GIVEN TASK:
Lines containing the word "dans" need to be counted. Please reply with how many there are, and nothing else.

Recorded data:
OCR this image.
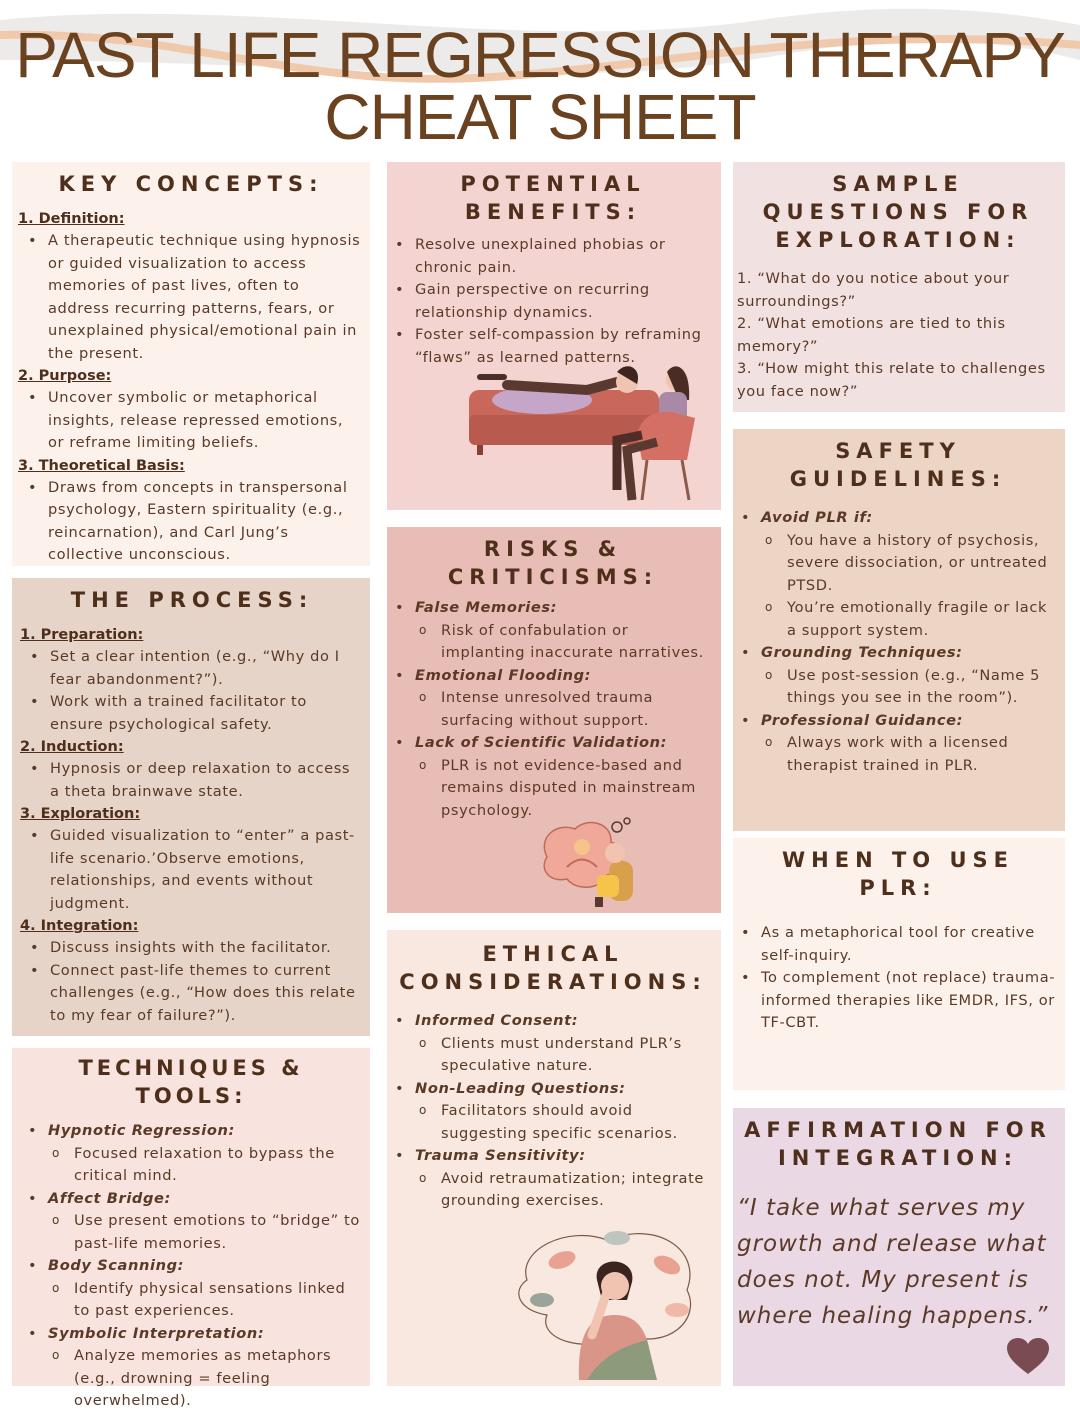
PAST LIFE REGRESSION THERAPY
CHEAT SHEET
KEY CONCEPTS:

1. Definition:

• A therapeutic technique using hypnosis or guided visualization to access memories of past lives, often to address recurring patterns, fears, or unexplained physical/emotional pain in the present.

2. Purpose:

• Uncover symbolic or metaphorical insights, release repressed emotions, or reframe limiting beliefs.

3. Theoretical Basis:

• Draws from concepts in transpersonal psychology, Eastern spirituality (e.g., reincarnation), and Carl Jung’s collective unconscious.
THE PROCESS:

1. Preparation:

• Set a clear intention (e.g., “Why do I fear abandonment?”).
• Work with a trained facilitator to ensure psychological safety.

2. Induction:

• Hypnosis or deep relaxation to access a theta brainwave state.

3. Exploration:

• Guided visualization to “enter” a past-life scenario.’Observe emotions, relationships, and events without judgment.

4. Integration:

• Discuss insights with the facilitator.
• Connect past-life themes to current challenges (e.g., “How does this relate to my fear of failure?”).
TECHNIQUES & TOOLS:
• Hypnotic Regression:
o Focused relaxation to bypass the critical mind.
• Affect Bridge:
o Use present emotions to “bridge” to past-life memories.
• Body Scanning:
o Identify physical sensations linked to past experiences.
• Symbolic Interpretation:
o Analyze memories as metaphors (e.g., drowning = feeling overwhelmed).
POTENTIAL BENEFITS:
• Resolve unexplained phobias or chronic pain.
• Gain perspective on recurring relationship dynamics.
• Foster self-compassion by reframing “flaws” as learned patterns.
RISKS & CRITICISMS:
• False Memories:
o Risk of confabulation or implanting inaccurate narratives.
• Emotional Flooding:
o Intense unresolved trauma surfacing without support.
• Lack of Scientific Validation:
o PLR is not evidence-based and remains disputed in mainstream psychology.
ETHICAL CONSIDERATIONS:
• Informed Consent:
o Clients must understand PLR’s speculative nature.
• Non-Leading Questions:
o Facilitators should avoid suggesting specific scenarios.
• Trauma Sensitivity:
o Avoid retraumatization; integrate grounding exercises.
SAMPLE QUESTIONS FOR EXPLORATION:

1. “What do you notice about your surroundings?”

2. “What emotions are tied to this memory?”

3. “How might this relate to challenges you face now?”

SAFETY GUIDELINES:
• Avoid PLR if:
o You have a history of psychosis, severe dissociation, or untreated PTSD.
o You’re emotionally fragile or lack a support system.
• Grounding Techniques:
o Use post-session (e.g., “Name 5 things you see in the room”).
• Professional Guidance:
o Always work with a licensed therapist trained in PLR.
WHEN TO USE PLR:
• As a metaphorical tool for creative self-inquiry.
• To complement (not replace) trauma-informed therapies like EMDR, IFS, or TF-CBT.
AFFIRMATION FOR INTEGRATION:

“I take what serves my growth and release what does not. My present is where healing happens.”
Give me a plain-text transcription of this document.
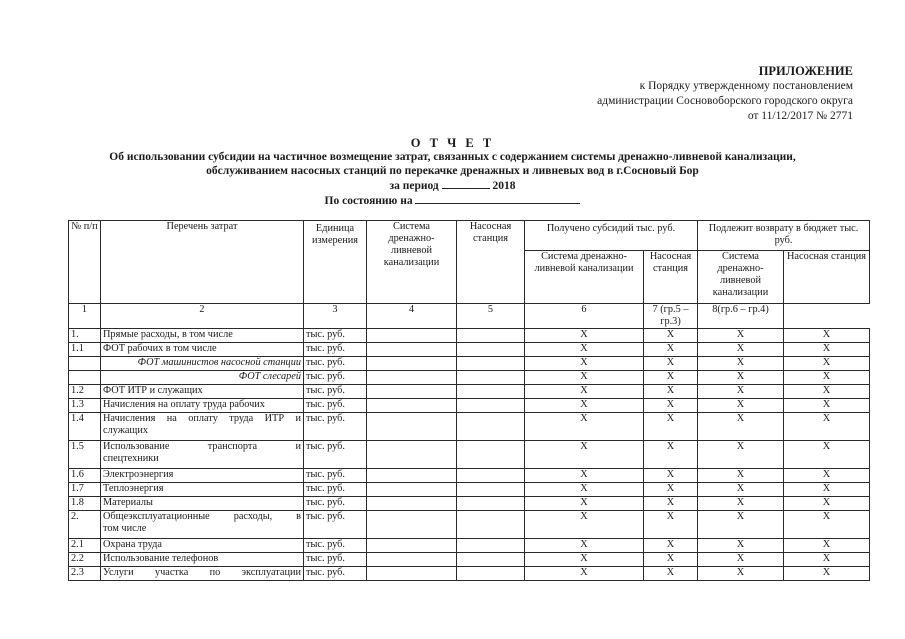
ПРИЛОЖЕНИЕ
к Порядку утвержденному постановлением
администрации Сосновоборского городского округа
от 11/12/2017 № 2771
О Т Ч Е Т
Об использовании субсидии на частичное возмещение затрат, связанных с содержанием системы дренажно-ливневой канализации,
обслуживанием насосных станций по перекачке дренажных и ливневых вод в г.Сосновый Бор
за период	2018
По состоянию на
№ п/п	Перечень затрат	Единица измерения	Система дренажно-ливневой канализации	Насосная станция	Получено субсидий тыс. руб.		Подлежит возврату в бюджет тыс. руб.	
					Система дренажно-ливневой канализации	Насосная станция	Система дренажно-ливневой канализации	Насосная станция
1	2	3	4	5	6	7 (гр.5 – гр.3)	8(гр.6 – гр.4)	
1.	Прямые расходы, в том числе	тыс. руб.			X	X	X	X
1.1	ФОТ рабочих в том числе	тыс. руб.			X	X	X	X
	ФОТ машинистов насосной станции	тыс. руб.			X	X	X	X
	ФОТ слесарей	тыс. руб.			X	X	X	X
1.2	ФОТ ИТР и служащих	тыс. руб.			X	X	X	X
1.3	Начисления на оплату труда рабочих	тыс. руб.			X	X	X	X
1.4	Начисления на оплату труда ИТР и
служащих	тыс. руб.			X	X	X	X
1.5	Использование транспорта и
спецтехники	тыс. руб.			X	X	X	X
1.6	Электроэнергия	тыс. руб.			X	X	X	X
1.7	Теплоэнергия	тыс. руб.			X	X	X	X
1.8	Материалы	тыс. руб.			X	X	X	X
2.	Общеэксплуатационные расходы, в
том числе	тыс. руб.			X	X	X	X
2.1	Охрана труда	тыс. руб.			X	X	X	X
2.2	Использование телефонов	тыс. руб.			X	X	X	X
2.3	Услуги участка по эксплуатации	тыс. руб.			X	X	X	X
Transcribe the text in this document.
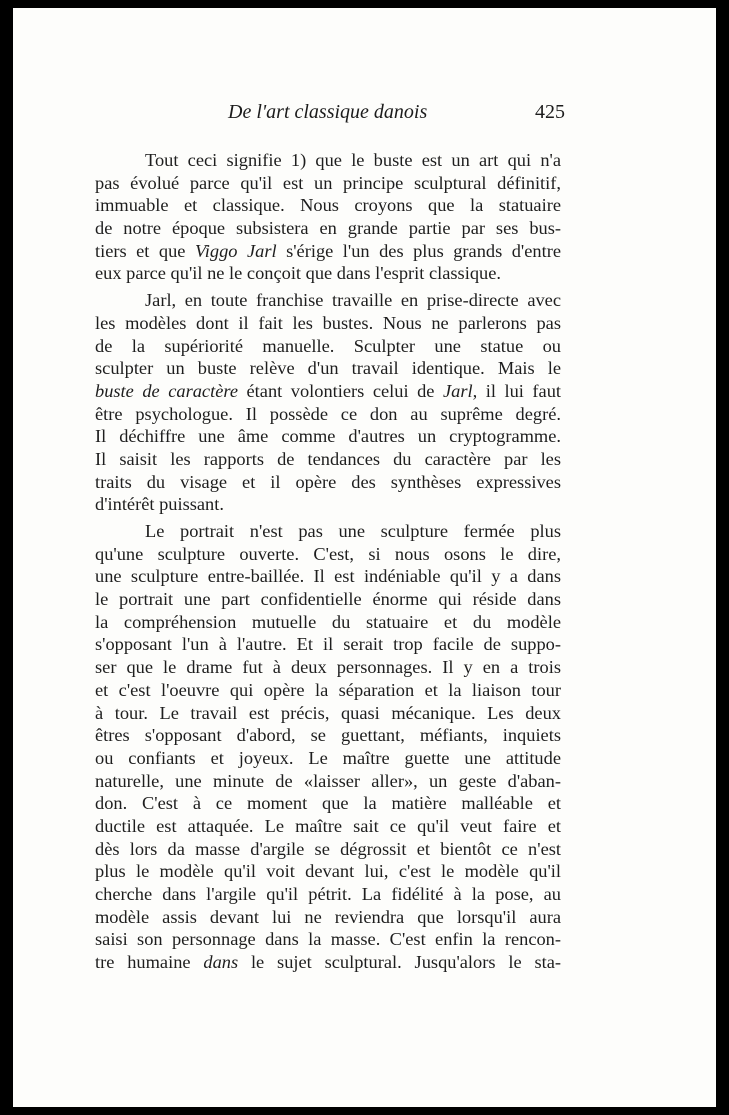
De l'art classique danois	425
Tout ceci signifie 1) que le buste est un art qui n'a
pas évolué parce qu'il est un principe sculptural définitif,
immuable et classique. Nous croyons que la statuaire
de notre époque subsistera en grande partie par ses bus-
tiers et que Viggo Jarl s'érige l'un des plus grands d'entre
eux parce qu'il ne le conçoit que dans l'esprit classique.
Jarl, en toute franchise travaille en prise-directe avec
les modèles dont il fait les bustes. Nous ne parlerons pas
de la supériorité manuelle. Sculpter une statue ou
sculpter un buste relève d'un travail identique. Mais le
buste de caractère étant volontiers celui de Jarl, il lui faut
être psychologue. Il possède ce don au suprême degré.
Il déchiffre une âme comme d'autres un cryptogramme.
Il saisit les rapports de tendances du caractère par les
traits du visage et il opère des synthèses expressives
d'intérêt puissant.
Le portrait n'est pas une sculpture fermée plus
qu'une sculpture ouverte. C'est, si nous osons le dire,
une sculpture entre-baillée. Il est indéniable qu'il y a dans
le portrait une part confidentielle énorme qui réside dans
la compréhension mutuelle du statuaire et du modèle
s'opposant l'un à l'autre. Et il serait trop facile de suppo-
ser que le drame fut à deux personnages. Il y en a trois
et c'est l'oeuvre qui opère la séparation et la liaison tour
à tour. Le travail est précis, quasi mécanique. Les deux
êtres s'opposant d'abord, se guettant, méfiants, inquiets
ou confiants et joyeux. Le maître guette une attitude
naturelle, une minute de «laisser aller», un geste d'aban-
don. C'est à ce moment que la matière malléable et
ductile est attaquée. Le maître sait ce qu'il veut faire et
dès lors da masse d'argile se dégrossit et bientôt ce n'est
plus le modèle qu'il voit devant lui, c'est le modèle qu'il
cherche dans l'argile qu'il pétrit. La fidélité à la pose, au
modèle assis devant lui ne reviendra que lorsqu'il aura
saisi son personnage dans la masse. C'est enfin la rencon-
tre humaine dans le sujet sculptural. Jusqu'alors le sta-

ANSWER TO THE TASK:
6